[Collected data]
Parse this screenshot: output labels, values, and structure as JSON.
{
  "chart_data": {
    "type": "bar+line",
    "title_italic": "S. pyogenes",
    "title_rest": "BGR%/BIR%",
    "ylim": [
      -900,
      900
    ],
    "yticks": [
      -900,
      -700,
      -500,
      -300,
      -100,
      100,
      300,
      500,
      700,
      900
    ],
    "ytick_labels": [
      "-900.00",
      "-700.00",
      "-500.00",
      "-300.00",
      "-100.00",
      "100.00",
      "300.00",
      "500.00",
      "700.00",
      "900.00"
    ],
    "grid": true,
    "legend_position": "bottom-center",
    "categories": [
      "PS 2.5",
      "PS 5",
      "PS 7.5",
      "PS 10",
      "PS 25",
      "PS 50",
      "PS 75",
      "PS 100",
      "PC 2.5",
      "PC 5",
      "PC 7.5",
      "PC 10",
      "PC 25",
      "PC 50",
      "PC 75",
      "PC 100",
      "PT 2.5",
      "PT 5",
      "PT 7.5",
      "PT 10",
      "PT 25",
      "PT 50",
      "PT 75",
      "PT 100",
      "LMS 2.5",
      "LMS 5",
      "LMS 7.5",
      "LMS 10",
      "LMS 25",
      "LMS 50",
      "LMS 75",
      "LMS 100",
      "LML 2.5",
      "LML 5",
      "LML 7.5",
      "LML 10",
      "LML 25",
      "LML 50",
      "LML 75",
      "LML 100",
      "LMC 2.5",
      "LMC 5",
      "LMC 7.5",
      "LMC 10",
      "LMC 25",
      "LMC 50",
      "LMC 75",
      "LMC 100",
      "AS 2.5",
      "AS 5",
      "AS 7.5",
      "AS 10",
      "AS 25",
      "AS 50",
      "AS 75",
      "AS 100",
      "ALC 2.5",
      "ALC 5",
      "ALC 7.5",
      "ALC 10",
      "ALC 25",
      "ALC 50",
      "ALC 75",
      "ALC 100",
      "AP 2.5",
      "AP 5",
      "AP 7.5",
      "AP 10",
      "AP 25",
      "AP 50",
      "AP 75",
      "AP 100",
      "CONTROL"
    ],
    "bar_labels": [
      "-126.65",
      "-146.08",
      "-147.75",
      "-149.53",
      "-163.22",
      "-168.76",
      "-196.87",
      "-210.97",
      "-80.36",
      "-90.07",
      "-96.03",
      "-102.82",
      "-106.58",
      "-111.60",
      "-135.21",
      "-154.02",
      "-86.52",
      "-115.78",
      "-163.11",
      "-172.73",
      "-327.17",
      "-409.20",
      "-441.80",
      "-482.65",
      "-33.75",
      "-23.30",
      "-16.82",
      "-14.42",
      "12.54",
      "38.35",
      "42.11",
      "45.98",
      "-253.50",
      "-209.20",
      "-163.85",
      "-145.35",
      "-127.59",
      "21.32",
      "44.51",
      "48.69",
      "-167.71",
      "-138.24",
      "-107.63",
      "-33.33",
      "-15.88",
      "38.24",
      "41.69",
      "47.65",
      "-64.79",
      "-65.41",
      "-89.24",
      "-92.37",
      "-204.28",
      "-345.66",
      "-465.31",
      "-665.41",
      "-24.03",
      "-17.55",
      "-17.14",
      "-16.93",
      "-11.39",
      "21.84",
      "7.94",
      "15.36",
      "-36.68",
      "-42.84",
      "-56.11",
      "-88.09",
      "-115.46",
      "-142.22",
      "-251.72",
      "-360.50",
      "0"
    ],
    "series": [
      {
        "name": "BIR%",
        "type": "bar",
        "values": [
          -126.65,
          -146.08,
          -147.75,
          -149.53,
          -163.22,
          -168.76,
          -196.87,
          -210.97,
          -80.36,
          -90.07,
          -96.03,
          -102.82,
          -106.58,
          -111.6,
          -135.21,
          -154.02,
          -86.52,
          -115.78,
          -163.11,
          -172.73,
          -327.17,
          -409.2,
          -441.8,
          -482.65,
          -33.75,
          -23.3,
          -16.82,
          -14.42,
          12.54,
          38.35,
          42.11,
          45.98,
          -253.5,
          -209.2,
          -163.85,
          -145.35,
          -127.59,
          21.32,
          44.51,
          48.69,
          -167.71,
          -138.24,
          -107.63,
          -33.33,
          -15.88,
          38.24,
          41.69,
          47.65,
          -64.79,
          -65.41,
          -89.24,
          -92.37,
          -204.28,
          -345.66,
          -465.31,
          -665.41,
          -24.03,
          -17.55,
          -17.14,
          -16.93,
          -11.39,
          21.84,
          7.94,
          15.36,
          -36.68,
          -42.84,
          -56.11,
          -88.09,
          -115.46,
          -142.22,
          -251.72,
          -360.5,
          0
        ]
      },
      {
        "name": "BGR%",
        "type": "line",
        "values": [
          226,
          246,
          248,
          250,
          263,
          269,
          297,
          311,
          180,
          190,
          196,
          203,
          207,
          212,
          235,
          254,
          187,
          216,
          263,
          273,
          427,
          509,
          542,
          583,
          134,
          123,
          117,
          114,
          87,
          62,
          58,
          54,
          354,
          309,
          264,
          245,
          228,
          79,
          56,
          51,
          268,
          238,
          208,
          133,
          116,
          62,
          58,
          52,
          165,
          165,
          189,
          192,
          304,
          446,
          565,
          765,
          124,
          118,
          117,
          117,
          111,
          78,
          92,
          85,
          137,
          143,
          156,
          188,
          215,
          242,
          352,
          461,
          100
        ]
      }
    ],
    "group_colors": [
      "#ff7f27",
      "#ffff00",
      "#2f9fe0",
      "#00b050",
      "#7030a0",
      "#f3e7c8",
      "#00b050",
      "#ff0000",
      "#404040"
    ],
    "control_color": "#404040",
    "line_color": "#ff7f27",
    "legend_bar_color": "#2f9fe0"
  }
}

> **Exercise aim**
Produce an exact copy of every entry above.

> **Answer box**
Parse this screenshot: output labels, values, and structure as JSON.
{
  "chart_data": {
    "type": "bar+line",
    "title_italic": "S. pyogenes",
    "title_rest": "BGR%/BIR%",
    "ylim": [
      -900,
      900
    ],
    "yticks": [
      -900,
      -700,
      -500,
      -300,
      -100,
      100,
      300,
      500,
      700,
      900
    ],
    "ytick_labels": [
      "-900.00",
      "-700.00",
      "-500.00",
      "-300.00",
      "-100.00",
      "100.00",
      "300.00",
      "500.00",
      "700.00",
      "900.00"
    ],
    "grid": true,
    "legend_position": "bottom-center",
    "categories": [
      "PS 2.5",
      "PS 5",
      "PS 7.5",
      "PS 10",
      "PS 25",
      "PS 50",
      "PS 75",
      "PS 100",
      "PC 2.5",
      "PC 5",
      "PC 7.5",
      "PC 10",
      "PC 25",
      "PC 50",
      "PC 75",
      "PC 100",
      "PT 2.5",
      "PT 5",
      "PT 7.5",
      "PT 10",
      "PT 25",
      "PT 50",
      "PT 75",
      "PT 100",
      "LMS 2.5",
      "LMS 5",
      "LMS 7.5",
      "LMS 10",
      "LMS 25",
      "LMS 50",
      "LMS 75",
      "LMS 100",
      "LML 2.5",
      "LML 5",
      "LML 7.5",
      "LML 10",
      "LML 25",
      "LML 50",
      "LML 75",
      "LML 100",
      "LMC 2.5",
      "LMC 5",
      "LMC 7.5",
      "LMC 10",
      "LMC 25",
      "LMC 50",
      "LMC 75",
      "LMC 100",
      "AS 2.5",
      "AS 5",
      "AS 7.5",
      "AS 10",
      "AS 25",
      "AS 50",
      "AS 75",
      "AS 100",
      "ALC 2.5",
      "ALC 5",
      "ALC 7.5",
      "ALC 10",
      "ALC 25",
      "ALC 50",
      "ALC 75",
      "ALC 100",
      "AP 2.5",
      "AP 5",
      "AP 7.5",
      "AP 10",
      "AP 25",
      "AP 50",
      "AP 75",
      "AP 100",
      "CONTROL"
    ],
    "bar_labels": [
      "-126.65",
      "-146.08",
      "-147.75",
      "-149.53",
      "-163.22",
      "-168.76",
      "-196.87",
      "-210.97",
      "-80.36",
      "-90.07",
      "-96.03",
      "-102.82",
      "-106.58",
      "-111.60",
      "-135.21",
      "-154.02",
      "-86.52",
      "-115.78",
      "-163.11",
      "-172.73",
      "-327.17",
      "-409.20",
      "-441.80",
      "-482.65",
      "-33.75",
      "-23.30",
      "-16.82",
      "-14.42",
      "12.54",
      "38.35",
      "42.11",
      "45.98",
      "-253.50",
      "-209.20",
      "-163.85",
      "-145.35",
      "-127.59",
      "21.32",
      "44.51",
      "48.69",
      "-167.71",
      "-138.24",
      "-107.63",
      "-33.33",
      "-15.88",
      "38.24",
      "41.69",
      "47.65",
      "-64.79",
      "-65.41",
      "-89.24",
      "-92.37",
      "-204.28",
      "-345.66",
      "-465.31",
      "-665.41",
      "-24.03",
      "-17.55",
      "-17.14",
      "-16.93",
      "-11.39",
      "21.84",
      "7.94",
      "15.36",
      "-36.68",
      "-42.84",
      "-56.11",
      "-88.09",
      "-115.46",
      "-142.22",
      "-251.72",
      "-360.50",
      "0"
    ],
    "series": [
      {
        "name": "BIR%",
        "type": "bar",
        "values": [
          -126.65,
          -146.08,
          -147.75,
          -149.53,
          -163.22,
          -168.76,
          -196.87,
          -210.97,
          -80.36,
          -90.07,
          -96.03,
          -102.82,
          -106.58,
          -111.6,
          -135.21,
          -154.02,
          -86.52,
          -115.78,
          -163.11,
          -172.73,
          -327.17,
          -409.2,
          -441.8,
          -482.65,
          -33.75,
          -23.3,
          -16.82,
          -14.42,
          12.54,
          38.35,
          42.11,
          45.98,
          -253.5,
          -209.2,
          -163.85,
          -145.35,
          -127.59,
          21.32,
          44.51,
          48.69,
          -167.71,
          -138.24,
          -107.63,
          -33.33,
          -15.88,
          38.24,
          41.69,
          47.65,
          -64.79,
          -65.41,
          -89.24,
          -92.37,
          -204.28,
          -345.66,
          -465.31,
          -665.41,
          -24.03,
          -17.55,
          -17.14,
          -16.93,
          -11.39,
          21.84,
          7.94,
          15.36,
          -36.68,
          -42.84,
          -56.11,
          -88.09,
          -115.46,
          -142.22,
          -251.72,
          -360.5,
          0
        ]
      },
      {
        "name": "BGR%",
        "type": "line",
        "values": [
          226,
          246,
          248,
          250,
          263,
          269,
          297,
          311,
          180,
          190,
          196,
          203,
          207,
          212,
          235,
          254,
          187,
          216,
          263,
          273,
          427,
          509,
          542,
          583,
          134,
          123,
          117,
          114,
          87,
          62,
          58,
          54,
          354,
          309,
          264,
          245,
          228,
          79,
          56,
          51,
          268,
          238,
          208,
          133,
          116,
          62,
          58,
          52,
          165,
          165,
          189,
          192,
          304,
          446,
          565,
          765,
          124,
          118,
          117,
          117,
          111,
          78,
          92,
          85,
          137,
          143,
          156,
          188,
          215,
          242,
          352,
          461,
          100
        ]
      }
    ],
    "group_colors": [
      "#ff7f27",
      "#ffff00",
      "#2f9fe0",
      "#00b050",
      "#7030a0",
      "#f3e7c8",
      "#00b050",
      "#ff0000",
      "#404040"
    ],
    "control_color": "#404040",
    "line_color": "#ff7f27",
    "legend_bar_color": "#2f9fe0"
  }
}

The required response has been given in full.